EXTRACTED ENTRIES:

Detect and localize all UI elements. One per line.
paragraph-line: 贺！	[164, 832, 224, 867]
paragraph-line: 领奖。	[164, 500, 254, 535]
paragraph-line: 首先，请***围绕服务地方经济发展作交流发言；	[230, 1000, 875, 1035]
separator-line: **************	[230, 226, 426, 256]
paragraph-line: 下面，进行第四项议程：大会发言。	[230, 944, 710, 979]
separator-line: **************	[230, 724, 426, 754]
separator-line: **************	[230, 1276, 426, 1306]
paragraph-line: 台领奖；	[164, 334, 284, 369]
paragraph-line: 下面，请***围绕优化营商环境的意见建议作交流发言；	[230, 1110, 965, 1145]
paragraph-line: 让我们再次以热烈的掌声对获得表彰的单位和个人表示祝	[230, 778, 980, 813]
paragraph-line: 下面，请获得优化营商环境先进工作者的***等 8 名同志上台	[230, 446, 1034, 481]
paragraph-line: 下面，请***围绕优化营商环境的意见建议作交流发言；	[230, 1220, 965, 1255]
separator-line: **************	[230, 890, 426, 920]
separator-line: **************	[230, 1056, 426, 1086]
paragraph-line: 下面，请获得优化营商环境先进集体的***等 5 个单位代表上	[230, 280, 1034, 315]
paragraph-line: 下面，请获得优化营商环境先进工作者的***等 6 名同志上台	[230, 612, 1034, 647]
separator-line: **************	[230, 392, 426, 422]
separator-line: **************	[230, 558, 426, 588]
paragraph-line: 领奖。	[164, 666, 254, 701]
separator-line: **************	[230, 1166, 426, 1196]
==
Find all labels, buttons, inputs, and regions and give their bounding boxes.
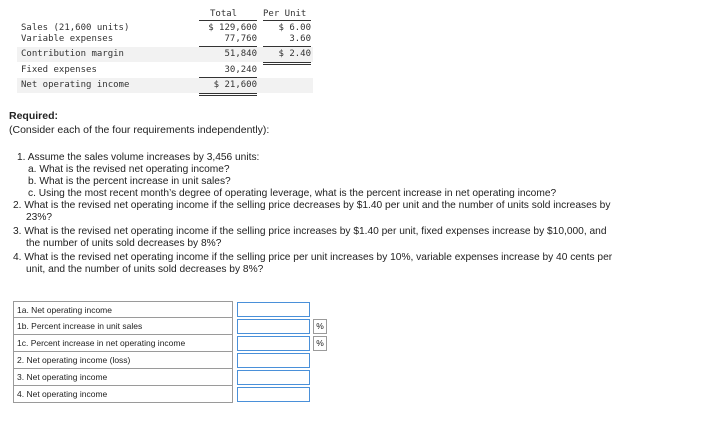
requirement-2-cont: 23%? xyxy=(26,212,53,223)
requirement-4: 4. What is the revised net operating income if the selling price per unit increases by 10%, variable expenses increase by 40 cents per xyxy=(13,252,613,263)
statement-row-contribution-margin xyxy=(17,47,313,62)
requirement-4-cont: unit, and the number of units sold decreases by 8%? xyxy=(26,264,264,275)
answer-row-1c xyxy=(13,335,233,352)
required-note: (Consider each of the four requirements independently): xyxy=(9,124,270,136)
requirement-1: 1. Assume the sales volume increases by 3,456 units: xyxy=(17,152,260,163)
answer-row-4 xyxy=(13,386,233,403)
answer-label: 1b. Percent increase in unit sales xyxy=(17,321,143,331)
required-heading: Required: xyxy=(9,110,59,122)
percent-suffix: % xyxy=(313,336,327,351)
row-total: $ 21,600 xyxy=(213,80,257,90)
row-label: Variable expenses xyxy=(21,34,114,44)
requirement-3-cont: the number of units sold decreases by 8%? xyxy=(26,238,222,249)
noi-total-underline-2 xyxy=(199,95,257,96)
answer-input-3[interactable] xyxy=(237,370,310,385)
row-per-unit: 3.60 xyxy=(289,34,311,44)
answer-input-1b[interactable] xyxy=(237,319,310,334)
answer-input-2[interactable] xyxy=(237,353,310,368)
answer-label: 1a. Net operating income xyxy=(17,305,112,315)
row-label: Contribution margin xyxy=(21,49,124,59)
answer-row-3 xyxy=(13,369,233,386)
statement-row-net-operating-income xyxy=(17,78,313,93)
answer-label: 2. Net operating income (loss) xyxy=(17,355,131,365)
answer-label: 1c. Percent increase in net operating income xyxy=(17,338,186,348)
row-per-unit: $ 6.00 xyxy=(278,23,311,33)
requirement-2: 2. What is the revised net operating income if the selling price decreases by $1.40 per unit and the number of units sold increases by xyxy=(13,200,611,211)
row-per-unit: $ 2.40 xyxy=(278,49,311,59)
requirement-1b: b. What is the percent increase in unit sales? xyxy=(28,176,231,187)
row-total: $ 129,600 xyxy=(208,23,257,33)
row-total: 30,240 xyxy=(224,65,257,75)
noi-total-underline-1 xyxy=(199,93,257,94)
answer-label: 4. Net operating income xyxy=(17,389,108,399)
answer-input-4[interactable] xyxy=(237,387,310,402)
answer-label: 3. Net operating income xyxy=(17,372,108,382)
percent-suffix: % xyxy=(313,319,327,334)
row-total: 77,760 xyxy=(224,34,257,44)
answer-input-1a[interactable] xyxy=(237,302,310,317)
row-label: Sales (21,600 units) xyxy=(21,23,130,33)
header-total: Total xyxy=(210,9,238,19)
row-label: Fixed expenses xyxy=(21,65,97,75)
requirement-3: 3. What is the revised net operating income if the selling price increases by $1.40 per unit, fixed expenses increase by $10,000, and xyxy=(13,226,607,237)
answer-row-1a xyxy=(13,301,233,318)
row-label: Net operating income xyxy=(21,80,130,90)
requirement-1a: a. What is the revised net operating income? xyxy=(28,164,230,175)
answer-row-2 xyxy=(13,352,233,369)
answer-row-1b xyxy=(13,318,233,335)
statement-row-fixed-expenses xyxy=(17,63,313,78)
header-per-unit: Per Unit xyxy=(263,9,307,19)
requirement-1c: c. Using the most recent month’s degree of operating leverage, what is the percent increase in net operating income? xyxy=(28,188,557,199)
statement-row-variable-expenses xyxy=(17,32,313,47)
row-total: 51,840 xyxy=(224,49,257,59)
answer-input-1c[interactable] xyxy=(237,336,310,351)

YOUR OBJECTIVE:
Copy out, unchanged, the lines of the records from the line containing "Detect and localize" up to and including the line containing "944, 710, 979]".

TASK SOLUTION:
Detect and localize all UI elements. One per line.
paragraph-line: 贺！	[164, 832, 224, 867]
paragraph-line: 领奖。	[164, 500, 254, 535]
paragraph-line: 首先，请***围绕服务地方经济发展作交流发言；	[230, 1000, 875, 1035]
separator-line: **************	[230, 226, 426, 256]
paragraph-line: 下面，进行第四项议程：大会发言。	[230, 944, 710, 979]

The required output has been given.